___ Input data

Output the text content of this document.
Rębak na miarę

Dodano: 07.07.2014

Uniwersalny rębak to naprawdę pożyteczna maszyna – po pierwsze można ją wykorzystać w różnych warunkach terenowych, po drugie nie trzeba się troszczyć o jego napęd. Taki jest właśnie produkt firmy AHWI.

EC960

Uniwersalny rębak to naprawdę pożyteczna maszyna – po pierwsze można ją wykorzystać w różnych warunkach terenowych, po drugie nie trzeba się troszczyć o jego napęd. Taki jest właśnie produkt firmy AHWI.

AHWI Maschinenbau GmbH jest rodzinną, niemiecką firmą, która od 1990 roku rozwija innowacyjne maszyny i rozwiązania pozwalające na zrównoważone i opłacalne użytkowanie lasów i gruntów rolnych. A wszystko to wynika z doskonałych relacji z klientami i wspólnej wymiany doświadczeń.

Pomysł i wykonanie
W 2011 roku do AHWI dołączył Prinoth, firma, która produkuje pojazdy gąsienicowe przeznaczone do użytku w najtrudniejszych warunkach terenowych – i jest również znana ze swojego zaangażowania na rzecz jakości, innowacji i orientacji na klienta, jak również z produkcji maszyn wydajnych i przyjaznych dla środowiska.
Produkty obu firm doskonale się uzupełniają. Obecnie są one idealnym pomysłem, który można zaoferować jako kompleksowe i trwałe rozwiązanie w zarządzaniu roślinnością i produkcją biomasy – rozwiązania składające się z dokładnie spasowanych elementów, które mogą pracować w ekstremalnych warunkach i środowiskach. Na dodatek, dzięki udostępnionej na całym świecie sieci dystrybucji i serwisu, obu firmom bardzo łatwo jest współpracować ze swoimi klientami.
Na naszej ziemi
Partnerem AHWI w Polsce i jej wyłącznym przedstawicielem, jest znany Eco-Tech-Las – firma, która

______

Write the data from above out again, exactly.

| Result of the exercise |
Output the text content of this document.
Rębak na miarę

Dodano: 07.07.2014

Uniwersalny rębak to naprawdę pożyteczna maszyna – po pierwsze można ją wykorzystać w różnych warunkach terenowych, po drugie nie trzeba się troszczyć o jego napęd. Taki jest właśnie produkt firmy AHWI.

EC960

Uniwersalny rębak to naprawdę pożyteczna maszyna – po pierwsze można ją wykorzystać w różnych warunkach terenowych, po drugie nie trzeba się troszczyć o jego napęd. Taki jest właśnie produkt firmy AHWI.

AHWI Maschinenbau GmbH jest rodzinną, niemiecką firmą, która od 1990 roku rozwija innowacyjne maszyny i rozwiązania pozwalające na zrównoważone i opłacalne użytkowanie lasów i gruntów rolnych. A wszystko to wynika z doskonałych relacji z klientami i wspólnej wymiany doświadczeń.

Pomysł i wykonanie
W 2011 roku do AHWI dołączył Prinoth, firma, która produkuje pojazdy gąsienicowe przeznaczone do użytku w najtrudniejszych warunkach terenowych – i jest również znana ze swojego zaangażowania na rzecz jakości, innowacji i orientacji na klienta, jak również z produkcji maszyn wydajnych i przyjaznych dla środowiska.
Produkty obu firm doskonale się uzupełniają. Obecnie są one idealnym pomysłem, który można zaoferować jako kompleksowe i trwałe rozwiązanie w zarządzaniu roślinnością i produkcją biomasy – rozwiązania składające się z dokładnie spasowanych elementów, które mogą pracować w ekstremalnych warunkach i środowiskach. Na dodatek, dzięki udostępnionej na całym świecie sieci dystrybucji i serwisu, obu firmom bardzo łatwo jest współpracować ze swoimi klientami.
Na naszej ziemi
Partnerem AHWI w Polsce i jej wyłącznym przedstawicielem, jest znany Eco-Tech-Las – firma, która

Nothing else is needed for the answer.